----- INPUT
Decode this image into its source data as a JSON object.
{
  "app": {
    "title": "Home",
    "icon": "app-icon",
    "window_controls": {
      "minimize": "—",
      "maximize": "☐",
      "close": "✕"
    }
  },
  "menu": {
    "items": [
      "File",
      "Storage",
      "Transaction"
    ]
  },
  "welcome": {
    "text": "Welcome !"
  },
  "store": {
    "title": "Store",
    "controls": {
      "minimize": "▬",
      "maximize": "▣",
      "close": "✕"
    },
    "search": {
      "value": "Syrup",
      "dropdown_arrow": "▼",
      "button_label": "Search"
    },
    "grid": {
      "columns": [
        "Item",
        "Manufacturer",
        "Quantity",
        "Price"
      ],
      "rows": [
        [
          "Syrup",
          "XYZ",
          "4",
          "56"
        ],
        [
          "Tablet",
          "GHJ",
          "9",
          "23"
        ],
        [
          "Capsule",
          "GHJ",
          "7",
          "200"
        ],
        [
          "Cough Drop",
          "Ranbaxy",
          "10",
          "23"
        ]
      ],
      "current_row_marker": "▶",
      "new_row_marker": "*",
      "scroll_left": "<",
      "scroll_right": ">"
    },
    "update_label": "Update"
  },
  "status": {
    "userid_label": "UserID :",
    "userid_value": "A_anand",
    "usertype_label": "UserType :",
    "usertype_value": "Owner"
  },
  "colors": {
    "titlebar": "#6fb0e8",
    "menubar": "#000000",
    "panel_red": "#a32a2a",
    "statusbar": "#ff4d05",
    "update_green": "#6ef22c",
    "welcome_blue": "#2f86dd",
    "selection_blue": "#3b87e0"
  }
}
----------
- _INSTRUCTIONS FOR THE TASK_
Extract each line of the material exactly as it stands.

- _ANSWER TO THE EXERCISE_
Decode this image into its source data as a JSON object.
{
  "app": {
    "title": "Home",
    "icon": "app-icon",
    "window_controls": {
      "minimize": "—",
      "maximize": "☐",
      "close": "✕"
    }
  },
  "menu": {
    "items": [
      "File",
      "Storage",
      "Transaction"
    ]
  },
  "welcome": {
    "text": "Welcome !"
  },
  "store": {
    "title": "Store",
    "controls": {
      "minimize": "▬",
      "maximize": "▣",
      "close": "✕"
    },
    "search": {
      "value": "Syrup",
      "dropdown_arrow": "▼",
      "button_label": "Search"
    },
    "grid": {
      "columns": [
        "Item",
        "Manufacturer",
        "Quantity",
        "Price"
      ],
      "rows": [
        [
          "Syrup",
          "XYZ",
          "4",
          "56"
        ],
        [
          "Tablet",
          "GHJ",
          "9",
          "23"
        ],
        [
          "Capsule",
          "GHJ",
          "7",
          "200"
        ],
        [
          "Cough Drop",
          "Ranbaxy",
          "10",
          "23"
        ]
      ],
      "current_row_marker": "▶",
      "new_row_marker": "*",
      "scroll_left": "<",
      "scroll_right": ">"
    },
    "update_label": "Update"
  },
  "status": {
    "userid_label": "UserID :",
    "userid_value": "A_anand",
    "usertype_label": "UserType :",
    "usertype_value": "Owner"
  },
  "colors": {
    "titlebar": "#6fb0e8",
    "menubar": "#000000",
    "panel_red": "#a32a2a",
    "statusbar": "#ff4d05",
    "update_green": "#6ef22c",
    "welcome_blue": "#2f86dd",
    "selection_blue": "#3b87e0"
  }
}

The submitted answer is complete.